Records from a data collection:
************

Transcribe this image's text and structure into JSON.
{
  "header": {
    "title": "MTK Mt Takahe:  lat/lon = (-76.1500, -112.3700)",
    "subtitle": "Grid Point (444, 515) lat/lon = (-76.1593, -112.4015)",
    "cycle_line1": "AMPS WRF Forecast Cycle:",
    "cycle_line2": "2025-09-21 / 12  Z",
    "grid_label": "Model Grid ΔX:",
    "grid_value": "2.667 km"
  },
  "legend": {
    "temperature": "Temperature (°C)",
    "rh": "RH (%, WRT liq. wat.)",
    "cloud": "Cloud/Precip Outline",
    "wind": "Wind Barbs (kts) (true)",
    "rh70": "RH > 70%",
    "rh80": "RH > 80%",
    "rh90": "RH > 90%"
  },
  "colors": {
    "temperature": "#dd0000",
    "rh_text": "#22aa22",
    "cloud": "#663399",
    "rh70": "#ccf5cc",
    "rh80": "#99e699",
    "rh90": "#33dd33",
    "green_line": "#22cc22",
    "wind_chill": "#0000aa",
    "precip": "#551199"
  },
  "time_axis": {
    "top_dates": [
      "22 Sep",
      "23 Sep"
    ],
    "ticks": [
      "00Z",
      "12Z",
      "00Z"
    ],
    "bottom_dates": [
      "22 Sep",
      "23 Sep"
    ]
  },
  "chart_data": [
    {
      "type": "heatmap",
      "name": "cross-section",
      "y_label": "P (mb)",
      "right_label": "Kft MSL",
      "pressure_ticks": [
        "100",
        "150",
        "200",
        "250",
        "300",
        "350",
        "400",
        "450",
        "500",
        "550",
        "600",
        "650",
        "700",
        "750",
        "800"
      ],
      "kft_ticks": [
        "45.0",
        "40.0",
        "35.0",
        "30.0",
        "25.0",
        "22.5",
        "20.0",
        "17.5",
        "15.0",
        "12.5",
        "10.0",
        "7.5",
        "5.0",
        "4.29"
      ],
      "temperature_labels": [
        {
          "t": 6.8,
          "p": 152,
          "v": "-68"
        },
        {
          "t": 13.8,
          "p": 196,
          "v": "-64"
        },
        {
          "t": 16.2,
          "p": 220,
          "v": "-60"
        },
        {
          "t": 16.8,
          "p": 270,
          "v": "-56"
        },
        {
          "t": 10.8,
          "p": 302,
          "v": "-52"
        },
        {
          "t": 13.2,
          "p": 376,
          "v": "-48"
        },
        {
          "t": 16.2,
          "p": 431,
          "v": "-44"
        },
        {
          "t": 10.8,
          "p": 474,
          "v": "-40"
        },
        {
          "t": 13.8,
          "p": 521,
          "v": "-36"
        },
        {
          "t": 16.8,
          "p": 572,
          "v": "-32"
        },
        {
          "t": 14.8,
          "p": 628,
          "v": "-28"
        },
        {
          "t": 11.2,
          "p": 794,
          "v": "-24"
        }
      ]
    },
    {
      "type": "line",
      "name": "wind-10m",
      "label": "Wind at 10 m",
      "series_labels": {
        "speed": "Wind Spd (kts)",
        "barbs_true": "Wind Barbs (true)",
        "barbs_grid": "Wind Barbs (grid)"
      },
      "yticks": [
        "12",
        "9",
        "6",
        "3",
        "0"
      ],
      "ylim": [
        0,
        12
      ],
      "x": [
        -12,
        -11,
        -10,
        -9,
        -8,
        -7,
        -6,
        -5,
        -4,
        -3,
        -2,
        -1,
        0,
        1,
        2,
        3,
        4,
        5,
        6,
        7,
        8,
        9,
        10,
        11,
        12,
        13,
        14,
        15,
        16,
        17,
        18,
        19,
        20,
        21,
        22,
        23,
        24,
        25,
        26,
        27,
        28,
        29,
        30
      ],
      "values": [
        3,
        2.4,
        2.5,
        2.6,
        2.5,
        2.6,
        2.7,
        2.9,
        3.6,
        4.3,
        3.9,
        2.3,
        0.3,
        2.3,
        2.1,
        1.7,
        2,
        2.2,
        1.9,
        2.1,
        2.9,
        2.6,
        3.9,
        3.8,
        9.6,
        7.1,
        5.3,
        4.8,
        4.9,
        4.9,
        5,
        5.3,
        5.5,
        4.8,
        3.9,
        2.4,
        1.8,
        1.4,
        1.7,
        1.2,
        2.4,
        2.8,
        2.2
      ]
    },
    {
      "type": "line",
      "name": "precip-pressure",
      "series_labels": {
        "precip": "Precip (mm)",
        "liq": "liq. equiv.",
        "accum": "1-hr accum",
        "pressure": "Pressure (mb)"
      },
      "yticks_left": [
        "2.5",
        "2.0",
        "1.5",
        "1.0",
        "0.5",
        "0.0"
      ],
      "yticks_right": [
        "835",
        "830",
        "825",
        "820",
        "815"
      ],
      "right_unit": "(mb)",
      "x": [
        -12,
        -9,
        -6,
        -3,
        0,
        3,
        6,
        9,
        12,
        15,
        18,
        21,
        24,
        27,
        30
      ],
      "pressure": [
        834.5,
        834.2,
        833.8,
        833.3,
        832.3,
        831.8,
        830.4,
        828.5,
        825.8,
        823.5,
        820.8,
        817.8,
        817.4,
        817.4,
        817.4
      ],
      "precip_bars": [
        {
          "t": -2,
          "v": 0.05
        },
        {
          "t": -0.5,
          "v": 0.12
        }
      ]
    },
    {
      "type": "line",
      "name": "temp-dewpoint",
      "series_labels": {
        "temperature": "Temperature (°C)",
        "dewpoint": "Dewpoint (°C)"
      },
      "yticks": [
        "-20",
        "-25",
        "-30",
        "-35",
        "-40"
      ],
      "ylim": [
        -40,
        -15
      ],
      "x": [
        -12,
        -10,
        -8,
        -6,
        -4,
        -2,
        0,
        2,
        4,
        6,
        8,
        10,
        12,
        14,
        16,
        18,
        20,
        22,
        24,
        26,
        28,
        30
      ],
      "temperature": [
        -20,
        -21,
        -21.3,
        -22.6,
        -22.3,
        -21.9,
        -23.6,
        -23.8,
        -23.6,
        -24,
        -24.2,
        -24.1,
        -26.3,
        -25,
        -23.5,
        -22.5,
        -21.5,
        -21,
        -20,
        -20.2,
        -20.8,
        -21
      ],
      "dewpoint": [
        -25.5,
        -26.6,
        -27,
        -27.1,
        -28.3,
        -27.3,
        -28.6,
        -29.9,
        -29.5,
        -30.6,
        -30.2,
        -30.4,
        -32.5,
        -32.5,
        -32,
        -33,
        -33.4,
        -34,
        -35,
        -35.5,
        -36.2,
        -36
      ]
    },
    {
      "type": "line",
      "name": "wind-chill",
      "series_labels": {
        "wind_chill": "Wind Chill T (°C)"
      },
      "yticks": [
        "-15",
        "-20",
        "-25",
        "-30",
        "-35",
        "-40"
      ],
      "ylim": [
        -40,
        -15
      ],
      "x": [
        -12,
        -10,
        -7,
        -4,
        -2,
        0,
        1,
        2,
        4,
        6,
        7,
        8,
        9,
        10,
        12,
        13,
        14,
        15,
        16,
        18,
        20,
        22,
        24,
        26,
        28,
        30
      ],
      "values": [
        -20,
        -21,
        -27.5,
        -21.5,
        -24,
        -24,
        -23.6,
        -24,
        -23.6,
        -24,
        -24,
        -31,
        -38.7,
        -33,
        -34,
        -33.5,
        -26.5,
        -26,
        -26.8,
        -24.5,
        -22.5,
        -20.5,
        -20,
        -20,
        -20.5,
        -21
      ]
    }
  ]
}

************

**Set exercise:**
Please reproduce the entire listing, exactly as shown.

**The completed task:**
Transcribe this image's text and structure into JSON.
{
  "header": {
    "title": "MTK Mt Takahe:  lat/lon = (-76.1500, -112.3700)",
    "subtitle": "Grid Point (444, 515) lat/lon = (-76.1593, -112.4015)",
    "cycle_line1": "AMPS WRF Forecast Cycle:",
    "cycle_line2": "2025-09-21 / 12  Z",
    "grid_label": "Model Grid ΔX:",
    "grid_value": "2.667 km"
  },
  "legend": {
    "temperature": "Temperature (°C)",
    "rh": "RH (%, WRT liq. wat.)",
    "cloud": "Cloud/Precip Outline",
    "wind": "Wind Barbs (kts) (true)",
    "rh70": "RH > 70%",
    "rh80": "RH > 80%",
    "rh90": "RH > 90%"
  },
  "colors": {
    "temperature": "#dd0000",
    "rh_text": "#22aa22",
    "cloud": "#663399",
    "rh70": "#ccf5cc",
    "rh80": "#99e699",
    "rh90": "#33dd33",
    "green_line": "#22cc22",
    "wind_chill": "#0000aa",
    "precip": "#551199"
  },
  "time_axis": {
    "top_dates": [
      "22 Sep",
      "23 Sep"
    ],
    "ticks": [
      "00Z",
      "12Z",
      "00Z"
    ],
    "bottom_dates": [
      "22 Sep",
      "23 Sep"
    ]
  },
  "chart_data": [
    {
      "type": "heatmap",
      "name": "cross-section",
      "y_label": "P (mb)",
      "right_label": "Kft MSL",
      "pressure_ticks": [
        "100",
        "150",
        "200",
        "250",
        "300",
        "350",
        "400",
        "450",
        "500",
        "550",
        "600",
        "650",
        "700",
        "750",
        "800"
      ],
      "kft_ticks": [
        "45.0",
        "40.0",
        "35.0",
        "30.0",
        "25.0",
        "22.5",
        "20.0",
        "17.5",
        "15.0",
        "12.5",
        "10.0",
        "7.5",
        "5.0",
        "4.29"
      ],
      "temperature_labels": [
        {
          "t": 6.8,
          "p": 152,
          "v": "-68"
        },
        {
          "t": 13.8,
          "p": 196,
          "v": "-64"
        },
        {
          "t": 16.2,
          "p": 220,
          "v": "-60"
        },
        {
          "t": 16.8,
          "p": 270,
          "v": "-56"
        },
        {
          "t": 10.8,
          "p": 302,
          "v": "-52"
        },
        {
          "t": 13.2,
          "p": 376,
          "v": "-48"
        },
        {
          "t": 16.2,
          "p": 431,
          "v": "-44"
        },
        {
          "t": 10.8,
          "p": 474,
          "v": "-40"
        },
        {
          "t": 13.8,
          "p": 521,
          "v": "-36"
        },
        {
          "t": 16.8,
          "p": 572,
          "v": "-32"
        },
        {
          "t": 14.8,
          "p": 628,
          "v": "-28"
        },
        {
          "t": 11.2,
          "p": 794,
          "v": "-24"
        }
      ]
    },
    {
      "type": "line",
      "name": "wind-10m",
      "label": "Wind at 10 m",
      "series_labels": {
        "speed": "Wind Spd (kts)",
        "barbs_true": "Wind Barbs (true)",
        "barbs_grid": "Wind Barbs (grid)"
      },
      "yticks": [
        "12",
        "9",
        "6",
        "3",
        "0"
      ],
      "ylim": [
        0,
        12
      ],
      "x": [
        -12,
        -11,
        -10,
        -9,
        -8,
        -7,
        -6,
        -5,
        -4,
        -3,
        -2,
        -1,
        0,
        1,
        2,
        3,
        4,
        5,
        6,
        7,
        8,
        9,
        10,
        11,
        12,
        13,
        14,
        15,
        16,
        17,
        18,
        19,
        20,
        21,
        22,
        23,
        24,
        25,
        26,
        27,
        28,
        29,
        30
      ],
      "values": [
        3,
        2.4,
        2.5,
        2.6,
        2.5,
        2.6,
        2.7,
        2.9,
        3.6,
        4.3,
        3.9,
        2.3,
        0.3,
        2.3,
        2.1,
        1.7,
        2,
        2.2,
        1.9,
        2.1,
        2.9,
        2.6,
        3.9,
        3.8,
        9.6,
        7.1,
        5.3,
        4.8,
        4.9,
        4.9,
        5,
        5.3,
        5.5,
        4.8,
        3.9,
        2.4,
        1.8,
        1.4,
        1.7,
        1.2,
        2.4,
        2.8,
        2.2
      ]
    },
    {
      "type": "line",
      "name": "precip-pressure",
      "series_labels": {
        "precip": "Precip (mm)",
        "liq": "liq. equiv.",
        "accum": "1-hr accum",
        "pressure": "Pressure (mb)"
      },
      "yticks_left": [
        "2.5",
        "2.0",
        "1.5",
        "1.0",
        "0.5",
        "0.0"
      ],
      "yticks_right": [
        "835",
        "830",
        "825",
        "820",
        "815"
      ],
      "right_unit": "(mb)",
      "x": [
        -12,
        -9,
        -6,
        -3,
        0,
        3,
        6,
        9,
        12,
        15,
        18,
        21,
        24,
        27,
        30
      ],
      "pressure": [
        834.5,
        834.2,
        833.8,
        833.3,
        832.3,
        831.8,
        830.4,
        828.5,
        825.8,
        823.5,
        820.8,
        817.8,
        817.4,
        817.4,
        817.4
      ],
      "precip_bars": [
        {
          "t": -2,
          "v": 0.05
        },
        {
          "t": -0.5,
          "v": 0.12
        }
      ]
    },
    {
      "type": "line",
      "name": "temp-dewpoint",
      "series_labels": {
        "temperature": "Temperature (°C)",
        "dewpoint": "Dewpoint (°C)"
      },
      "yticks": [
        "-20",
        "-25",
        "-30",
        "-35",
        "-40"
      ],
      "ylim": [
        -40,
        -15
      ],
      "x": [
        -12,
        -10,
        -8,
        -6,
        -4,
        -2,
        0,
        2,
        4,
        6,
        8,
        10,
        12,
        14,
        16,
        18,
        20,
        22,
        24,
        26,
        28,
        30
      ],
      "temperature": [
        -20,
        -21,
        -21.3,
        -22.6,
        -22.3,
        -21.9,
        -23.6,
        -23.8,
        -23.6,
        -24,
        -24.2,
        -24.1,
        -26.3,
        -25,
        -23.5,
        -22.5,
        -21.5,
        -21,
        -20,
        -20.2,
        -20.8,
        -21
      ],
      "dewpoint": [
        -25.5,
        -26.6,
        -27,
        -27.1,
        -28.3,
        -27.3,
        -28.6,
        -29.9,
        -29.5,
        -30.6,
        -30.2,
        -30.4,
        -32.5,
        -32.5,
        -32,
        -33,
        -33.4,
        -34,
        -35,
        -35.5,
        -36.2,
        -36
      ]
    },
    {
      "type": "line",
      "name": "wind-chill",
      "series_labels": {
        "wind_chill": "Wind Chill T (°C)"
      },
      "yticks": [
        "-15",
        "-20",
        "-25",
        "-30",
        "-35",
        "-40"
      ],
      "ylim": [
        -40,
        -15
      ],
      "x": [
        -12,
        -10,
        -7,
        -4,
        -2,
        0,
        1,
        2,
        4,
        6,
        7,
        8,
        9,
        10,
        12,
        13,
        14,
        15,
        16,
        18,
        20,
        22,
        24,
        26,
        28,
        30
      ],
      "values": [
        -20,
        -21,
        -27.5,
        -21.5,
        -24,
        -24,
        -23.6,
        -24,
        -23.6,
        -24,
        -24,
        -31,
        -38.7,
        -33,
        -34,
        -33.5,
        -26.5,
        -26,
        -26.8,
        -24.5,
        -22.5,
        -20.5,
        -20,
        -20,
        -20.5,
        -21
      ]
    }
  ]
}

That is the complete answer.